CHALLENGE -
Word for word, retype every entry in the listing.

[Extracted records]
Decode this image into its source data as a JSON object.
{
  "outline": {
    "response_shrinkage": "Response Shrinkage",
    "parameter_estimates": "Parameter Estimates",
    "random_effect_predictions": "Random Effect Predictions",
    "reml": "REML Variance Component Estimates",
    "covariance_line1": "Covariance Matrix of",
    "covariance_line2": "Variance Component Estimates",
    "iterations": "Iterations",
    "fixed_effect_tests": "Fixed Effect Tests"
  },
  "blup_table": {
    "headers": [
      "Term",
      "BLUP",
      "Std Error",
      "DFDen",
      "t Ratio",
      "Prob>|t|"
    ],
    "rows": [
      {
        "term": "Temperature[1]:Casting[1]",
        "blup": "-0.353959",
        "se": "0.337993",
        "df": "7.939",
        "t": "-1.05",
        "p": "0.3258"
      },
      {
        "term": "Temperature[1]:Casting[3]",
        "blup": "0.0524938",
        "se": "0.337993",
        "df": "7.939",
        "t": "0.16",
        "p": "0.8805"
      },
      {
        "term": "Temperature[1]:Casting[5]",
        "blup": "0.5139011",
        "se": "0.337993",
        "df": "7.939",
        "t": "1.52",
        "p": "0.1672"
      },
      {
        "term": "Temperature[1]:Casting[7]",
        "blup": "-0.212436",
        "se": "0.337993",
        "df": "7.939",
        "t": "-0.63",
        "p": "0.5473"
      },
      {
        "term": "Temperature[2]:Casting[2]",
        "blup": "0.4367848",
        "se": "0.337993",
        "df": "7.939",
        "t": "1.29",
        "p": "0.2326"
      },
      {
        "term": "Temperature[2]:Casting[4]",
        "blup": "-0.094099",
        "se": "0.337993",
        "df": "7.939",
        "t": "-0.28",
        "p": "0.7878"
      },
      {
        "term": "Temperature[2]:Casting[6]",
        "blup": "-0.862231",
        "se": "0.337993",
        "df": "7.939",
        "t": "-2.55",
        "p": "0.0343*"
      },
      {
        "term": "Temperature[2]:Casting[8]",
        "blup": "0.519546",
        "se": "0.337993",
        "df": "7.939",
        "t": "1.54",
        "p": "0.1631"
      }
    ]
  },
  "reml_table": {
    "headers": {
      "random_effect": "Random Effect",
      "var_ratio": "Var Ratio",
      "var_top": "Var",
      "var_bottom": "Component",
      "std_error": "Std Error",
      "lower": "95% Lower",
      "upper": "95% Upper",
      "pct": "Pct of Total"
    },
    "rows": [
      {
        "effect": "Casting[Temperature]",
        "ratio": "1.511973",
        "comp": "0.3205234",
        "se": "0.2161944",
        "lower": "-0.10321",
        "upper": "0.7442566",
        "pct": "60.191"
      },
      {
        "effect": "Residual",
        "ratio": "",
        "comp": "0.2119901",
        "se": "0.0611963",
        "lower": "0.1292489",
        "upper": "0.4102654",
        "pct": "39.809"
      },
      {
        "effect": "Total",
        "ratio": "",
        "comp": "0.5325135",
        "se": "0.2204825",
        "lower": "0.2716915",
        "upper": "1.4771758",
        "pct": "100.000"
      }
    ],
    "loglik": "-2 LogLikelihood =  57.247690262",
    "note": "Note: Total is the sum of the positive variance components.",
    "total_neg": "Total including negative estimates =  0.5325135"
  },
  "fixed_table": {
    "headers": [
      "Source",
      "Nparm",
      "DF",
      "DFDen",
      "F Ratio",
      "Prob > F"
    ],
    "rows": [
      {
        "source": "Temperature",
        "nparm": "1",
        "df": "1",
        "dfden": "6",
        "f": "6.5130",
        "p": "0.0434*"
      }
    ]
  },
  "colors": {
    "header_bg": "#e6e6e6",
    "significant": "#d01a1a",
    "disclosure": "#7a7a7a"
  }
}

FINISHED TASK -
Decode this image into its source data as a JSON object.
{
  "outline": {
    "response_shrinkage": "Response Shrinkage",
    "parameter_estimates": "Parameter Estimates",
    "random_effect_predictions": "Random Effect Predictions",
    "reml": "REML Variance Component Estimates",
    "covariance_line1": "Covariance Matrix of",
    "covariance_line2": "Variance Component Estimates",
    "iterations": "Iterations",
    "fixed_effect_tests": "Fixed Effect Tests"
  },
  "blup_table": {
    "headers": [
      "Term",
      "BLUP",
      "Std Error",
      "DFDen",
      "t Ratio",
      "Prob>|t|"
    ],
    "rows": [
      {
        "term": "Temperature[1]:Casting[1]",
        "blup": "-0.353959",
        "se": "0.337993",
        "df": "7.939",
        "t": "-1.05",
        "p": "0.3258"
      },
      {
        "term": "Temperature[1]:Casting[3]",
        "blup": "0.0524938",
        "se": "0.337993",
        "df": "7.939",
        "t": "0.16",
        "p": "0.8805"
      },
      {
        "term": "Temperature[1]:Casting[5]",
        "blup": "0.5139011",
        "se": "0.337993",
        "df": "7.939",
        "t": "1.52",
        "p": "0.1672"
      },
      {
        "term": "Temperature[1]:Casting[7]",
        "blup": "-0.212436",
        "se": "0.337993",
        "df": "7.939",
        "t": "-0.63",
        "p": "0.5473"
      },
      {
        "term": "Temperature[2]:Casting[2]",
        "blup": "0.4367848",
        "se": "0.337993",
        "df": "7.939",
        "t": "1.29",
        "p": "0.2326"
      },
      {
        "term": "Temperature[2]:Casting[4]",
        "blup": "-0.094099",
        "se": "0.337993",
        "df": "7.939",
        "t": "-0.28",
        "p": "0.7878"
      },
      {
        "term": "Temperature[2]:Casting[6]",
        "blup": "-0.862231",
        "se": "0.337993",
        "df": "7.939",
        "t": "-2.55",
        "p": "0.0343*"
      },
      {
        "term": "Temperature[2]:Casting[8]",
        "blup": "0.519546",
        "se": "0.337993",
        "df": "7.939",
        "t": "1.54",
        "p": "0.1631"
      }
    ]
  },
  "reml_table": {
    "headers": {
      "random_effect": "Random Effect",
      "var_ratio": "Var Ratio",
      "var_top": "Var",
      "var_bottom": "Component",
      "std_error": "Std Error",
      "lower": "95% Lower",
      "upper": "95% Upper",
      "pct": "Pct of Total"
    },
    "rows": [
      {
        "effect": "Casting[Temperature]",
        "ratio": "1.511973",
        "comp": "0.3205234",
        "se": "0.2161944",
        "lower": "-0.10321",
        "upper": "0.7442566",
        "pct": "60.191"
      },
      {
        "effect": "Residual",
        "ratio": "",
        "comp": "0.2119901",
        "se": "0.0611963",
        "lower": "0.1292489",
        "upper": "0.4102654",
        "pct": "39.809"
      },
      {
        "effect": "Total",
        "ratio": "",
        "comp": "0.5325135",
        "se": "0.2204825",
        "lower": "0.2716915",
        "upper": "1.4771758",
        "pct": "100.000"
      }
    ],
    "loglik": "-2 LogLikelihood =  57.247690262",
    "note": "Note: Total is the sum of the positive variance components.",
    "total_neg": "Total including negative estimates =  0.5325135"
  },
  "fixed_table": {
    "headers": [
      "Source",
      "Nparm",
      "DF",
      "DFDen",
      "F Ratio",
      "Prob > F"
    ],
    "rows": [
      {
        "source": "Temperature",
        "nparm": "1",
        "df": "1",
        "dfden": "6",
        "f": "6.5130",
        "p": "0.0434*"
      }
    ]
  },
  "colors": {
    "header_bg": "#e6e6e6",
    "significant": "#d01a1a",
    "disclosure": "#7a7a7a"
  }
}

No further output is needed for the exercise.